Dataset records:
[START]
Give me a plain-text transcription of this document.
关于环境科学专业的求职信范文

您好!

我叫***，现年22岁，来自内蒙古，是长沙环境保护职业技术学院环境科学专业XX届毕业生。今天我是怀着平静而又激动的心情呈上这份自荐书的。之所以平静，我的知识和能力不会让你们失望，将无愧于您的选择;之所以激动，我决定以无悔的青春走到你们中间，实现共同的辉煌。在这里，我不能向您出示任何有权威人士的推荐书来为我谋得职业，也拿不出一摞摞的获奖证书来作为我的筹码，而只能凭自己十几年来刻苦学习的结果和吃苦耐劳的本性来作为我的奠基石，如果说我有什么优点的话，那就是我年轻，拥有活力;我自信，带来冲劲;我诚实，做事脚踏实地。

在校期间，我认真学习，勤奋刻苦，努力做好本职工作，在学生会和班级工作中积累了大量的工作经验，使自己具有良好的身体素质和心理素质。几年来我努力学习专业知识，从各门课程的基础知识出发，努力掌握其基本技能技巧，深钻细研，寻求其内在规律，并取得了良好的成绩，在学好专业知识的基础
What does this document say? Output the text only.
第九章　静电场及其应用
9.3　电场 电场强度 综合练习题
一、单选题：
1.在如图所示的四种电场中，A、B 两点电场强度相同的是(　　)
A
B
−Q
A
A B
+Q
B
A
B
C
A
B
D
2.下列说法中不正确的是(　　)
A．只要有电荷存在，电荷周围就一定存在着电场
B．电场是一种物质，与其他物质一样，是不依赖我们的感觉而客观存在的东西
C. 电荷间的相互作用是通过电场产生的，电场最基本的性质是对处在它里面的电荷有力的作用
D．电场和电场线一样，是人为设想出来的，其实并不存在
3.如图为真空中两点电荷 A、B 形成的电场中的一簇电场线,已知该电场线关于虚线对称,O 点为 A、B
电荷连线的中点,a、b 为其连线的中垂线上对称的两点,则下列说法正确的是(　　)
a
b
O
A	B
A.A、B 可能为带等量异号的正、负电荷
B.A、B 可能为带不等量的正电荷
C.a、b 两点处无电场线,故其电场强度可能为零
[END]
**GIVEN REQUEST:** Reproduce the records above exactly.

**WORKED ANSWER:**
Give me a plain-text transcription of this document.
关于环境科学专业的求职信范文

您好!

我叫***，现年22岁，来自内蒙古，是长沙环境保护职业技术学院环境科学专业XX届毕业生。今天我是怀着平静而又激动的心情呈上这份自荐书的。之所以平静，我的知识和能力不会让你们失望，将无愧于您的选择;之所以激动，我决定以无悔的青春走到你们中间，实现共同的辉煌。在这里，我不能向您出示任何有权威人士的推荐书来为我谋得职业，也拿不出一摞摞的获奖证书来作为我的筹码，而只能凭自己十几年来刻苦学习的结果和吃苦耐劳的本性来作为我的奠基石，如果说我有什么优点的话，那就是我年轻，拥有活力;我自信，带来冲劲;我诚实，做事脚踏实地。

在校期间，我认真学习，勤奋刻苦，努力做好本职工作，在学生会和班级工作中积累了大量的工作经验，使自己具有良好的身体素质和心理素质。几年来我努力学习专业知识，从各门课程的基础知识出发，努力掌握其基本技能技巧，深钻细研，寻求其内在规律，并取得了良好的成绩，在学好专业知识的基础
What does this document say? Output the text only.
第九章　静电场及其应用
9.3　电场 电场强度 综合练习题
一、单选题：
1.在如图所示的四种电场中，A、B 两点电场强度相同的是(　　)
A
B
−Q
A
A B
+Q
B
A
B
C
A
B
D
2.下列说法中不正确的是(　　)
A．只要有电荷存在，电荷周围就一定存在着电场
B．电场是一种物质，与其他物质一样，是不依赖我们的感觉而客观存在的东西
C. 电荷间的相互作用是通过电场产生的，电场最基本的性质是对处在它里面的电荷有力的作用
D．电场和电场线一样，是人为设想出来的，其实并不存在
3.如图为真空中两点电荷 A、B 形成的电场中的一簇电场线,已知该电场线关于虚线对称,O 点为 A、B
电荷连线的中点,a、b 为其连线的中垂线上对称的两点,则下列说法正确的是(　　)
a
b
O
A	B
A.A、B 可能为带等量异号的正、负电荷
B.A、B 可能为带不等量的正电荷
C.a、b 两点处无电场线,故其电场强度可能为零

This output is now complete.